**What you are asked to do**
Select every line below containing the word "image".

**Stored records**
....

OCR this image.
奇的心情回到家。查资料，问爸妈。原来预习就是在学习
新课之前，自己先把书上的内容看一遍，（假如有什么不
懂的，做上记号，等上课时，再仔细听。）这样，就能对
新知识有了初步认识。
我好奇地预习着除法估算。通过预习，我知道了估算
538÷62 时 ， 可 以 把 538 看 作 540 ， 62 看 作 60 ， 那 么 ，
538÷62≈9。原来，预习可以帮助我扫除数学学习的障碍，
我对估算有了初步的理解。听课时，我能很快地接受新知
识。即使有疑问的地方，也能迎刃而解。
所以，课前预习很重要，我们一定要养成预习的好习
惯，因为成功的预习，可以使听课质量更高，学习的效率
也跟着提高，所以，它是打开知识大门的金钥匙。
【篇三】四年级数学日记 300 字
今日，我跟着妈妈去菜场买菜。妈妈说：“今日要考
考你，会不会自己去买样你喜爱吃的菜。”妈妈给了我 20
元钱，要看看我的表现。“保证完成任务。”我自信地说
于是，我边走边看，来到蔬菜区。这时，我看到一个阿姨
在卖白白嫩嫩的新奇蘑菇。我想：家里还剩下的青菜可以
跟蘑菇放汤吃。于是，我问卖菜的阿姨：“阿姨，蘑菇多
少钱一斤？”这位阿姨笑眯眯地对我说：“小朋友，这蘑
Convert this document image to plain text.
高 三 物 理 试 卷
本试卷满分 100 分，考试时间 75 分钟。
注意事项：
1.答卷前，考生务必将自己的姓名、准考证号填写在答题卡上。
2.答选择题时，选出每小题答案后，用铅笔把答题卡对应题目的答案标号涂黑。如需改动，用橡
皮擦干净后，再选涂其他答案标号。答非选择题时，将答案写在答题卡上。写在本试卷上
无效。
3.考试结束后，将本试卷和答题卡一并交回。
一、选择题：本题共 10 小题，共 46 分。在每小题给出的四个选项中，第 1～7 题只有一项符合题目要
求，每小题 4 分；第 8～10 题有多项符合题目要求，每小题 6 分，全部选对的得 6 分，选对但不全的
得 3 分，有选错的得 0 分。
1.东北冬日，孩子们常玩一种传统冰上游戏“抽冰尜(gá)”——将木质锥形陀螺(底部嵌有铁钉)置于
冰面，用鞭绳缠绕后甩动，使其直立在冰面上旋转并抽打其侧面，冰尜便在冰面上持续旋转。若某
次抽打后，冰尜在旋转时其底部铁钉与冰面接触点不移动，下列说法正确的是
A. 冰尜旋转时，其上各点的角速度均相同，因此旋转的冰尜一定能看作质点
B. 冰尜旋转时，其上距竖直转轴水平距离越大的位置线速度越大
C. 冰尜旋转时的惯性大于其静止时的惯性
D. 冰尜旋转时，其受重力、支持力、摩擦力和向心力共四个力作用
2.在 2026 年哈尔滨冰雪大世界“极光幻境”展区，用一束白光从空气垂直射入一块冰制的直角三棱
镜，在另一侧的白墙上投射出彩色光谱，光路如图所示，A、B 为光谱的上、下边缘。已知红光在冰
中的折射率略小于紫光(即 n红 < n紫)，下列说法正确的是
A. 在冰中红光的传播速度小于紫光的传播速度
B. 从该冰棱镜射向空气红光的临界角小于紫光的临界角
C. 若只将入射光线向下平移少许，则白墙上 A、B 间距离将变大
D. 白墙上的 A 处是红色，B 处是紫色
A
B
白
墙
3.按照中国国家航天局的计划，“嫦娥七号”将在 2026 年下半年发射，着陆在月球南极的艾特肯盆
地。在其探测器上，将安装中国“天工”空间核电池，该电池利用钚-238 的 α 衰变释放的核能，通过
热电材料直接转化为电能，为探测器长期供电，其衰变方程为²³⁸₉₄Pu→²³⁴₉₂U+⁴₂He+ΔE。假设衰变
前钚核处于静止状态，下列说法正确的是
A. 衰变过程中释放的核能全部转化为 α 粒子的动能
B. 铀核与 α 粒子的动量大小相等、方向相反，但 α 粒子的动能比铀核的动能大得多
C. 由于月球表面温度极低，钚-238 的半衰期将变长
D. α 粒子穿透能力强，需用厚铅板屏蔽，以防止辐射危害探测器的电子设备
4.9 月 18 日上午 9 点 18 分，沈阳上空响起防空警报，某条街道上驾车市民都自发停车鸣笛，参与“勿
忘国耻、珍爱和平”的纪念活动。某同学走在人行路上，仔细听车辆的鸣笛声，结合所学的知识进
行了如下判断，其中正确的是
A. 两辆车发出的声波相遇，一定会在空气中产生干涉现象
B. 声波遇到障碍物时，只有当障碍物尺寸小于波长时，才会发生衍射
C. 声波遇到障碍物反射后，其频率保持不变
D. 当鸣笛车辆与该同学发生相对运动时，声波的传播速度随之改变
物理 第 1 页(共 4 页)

....

**Answer in full**
OCR this image.
Convert this document image to plain text.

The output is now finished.